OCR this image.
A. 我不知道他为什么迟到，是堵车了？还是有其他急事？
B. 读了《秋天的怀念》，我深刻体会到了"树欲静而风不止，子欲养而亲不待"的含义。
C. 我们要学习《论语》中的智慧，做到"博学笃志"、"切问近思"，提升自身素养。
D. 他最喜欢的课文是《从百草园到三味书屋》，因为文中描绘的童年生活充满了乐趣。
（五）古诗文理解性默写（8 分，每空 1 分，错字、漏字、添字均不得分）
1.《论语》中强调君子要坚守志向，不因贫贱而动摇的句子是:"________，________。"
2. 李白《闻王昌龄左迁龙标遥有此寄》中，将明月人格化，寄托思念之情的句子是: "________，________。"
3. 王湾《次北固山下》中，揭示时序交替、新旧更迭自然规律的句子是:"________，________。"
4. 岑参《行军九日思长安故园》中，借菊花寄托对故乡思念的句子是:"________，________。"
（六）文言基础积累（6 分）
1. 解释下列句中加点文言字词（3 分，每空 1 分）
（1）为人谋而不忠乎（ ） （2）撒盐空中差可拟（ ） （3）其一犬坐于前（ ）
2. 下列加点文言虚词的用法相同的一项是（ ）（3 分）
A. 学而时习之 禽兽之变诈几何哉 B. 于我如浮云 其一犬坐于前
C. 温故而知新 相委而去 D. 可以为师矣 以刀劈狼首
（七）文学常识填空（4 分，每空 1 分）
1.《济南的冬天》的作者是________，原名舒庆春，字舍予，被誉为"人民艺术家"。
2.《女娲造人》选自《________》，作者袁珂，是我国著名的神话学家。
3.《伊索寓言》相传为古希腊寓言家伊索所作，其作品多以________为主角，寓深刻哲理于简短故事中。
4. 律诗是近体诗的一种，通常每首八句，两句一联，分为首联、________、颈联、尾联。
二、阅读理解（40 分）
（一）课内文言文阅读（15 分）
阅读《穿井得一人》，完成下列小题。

_AIM_:
Word for word, write out all of the data above.

_TASK OUTPUT_:
OCR this image.
A. 我不知道他为什么迟到，是堵车了？还是有其他急事？
B. 读了《秋天的怀念》，我深刻体会到了"树欲静而风不止，子欲养而亲不待"的含义。
C. 我们要学习《论语》中的智慧，做到"博学笃志"、"切问近思"，提升自身素养。
D. 他最喜欢的课文是《从百草园到三味书屋》，因为文中描绘的童年生活充满了乐趣。
（五）古诗文理解性默写（8 分，每空 1 分，错字、漏字、添字均不得分）
1.《论语》中强调君子要坚守志向，不因贫贱而动摇的句子是:"________，________。"
2. 李白《闻王昌龄左迁龙标遥有此寄》中，将明月人格化，寄托思念之情的句子是: "________，________。"
3. 王湾《次北固山下》中，揭示时序交替、新旧更迭自然规律的句子是:"________，________。"
4. 岑参《行军九日思长安故园》中，借菊花寄托对故乡思念的句子是:"________，________。"
（六）文言基础积累（6 分）
1. 解释下列句中加点文言字词（3 分，每空 1 分）
（1）为人谋而不忠乎（ ） （2）撒盐空中差可拟（ ） （3）其一犬坐于前（ ）
2. 下列加点文言虚词的用法相同的一项是（ ）（3 分）
A. 学而时习之 禽兽之变诈几何哉 B. 于我如浮云 其一犬坐于前
C. 温故而知新 相委而去 D. 可以为师矣 以刀劈狼首
（七）文学常识填空（4 分，每空 1 分）
1.《济南的冬天》的作者是________，原名舒庆春，字舍予，被誉为"人民艺术家"。
2.《女娲造人》选自《________》，作者袁珂，是我国著名的神话学家。
3.《伊索寓言》相传为古希腊寓言家伊索所作，其作品多以________为主角，寓深刻哲理于简短故事中。
4. 律诗是近体诗的一种，通常每首八句，两句一联，分为首联、________、颈联、尾联。
二、阅读理解（40 分）
（一）课内文言文阅读（15 分）
阅读《穿井得一人》，完成下列小题。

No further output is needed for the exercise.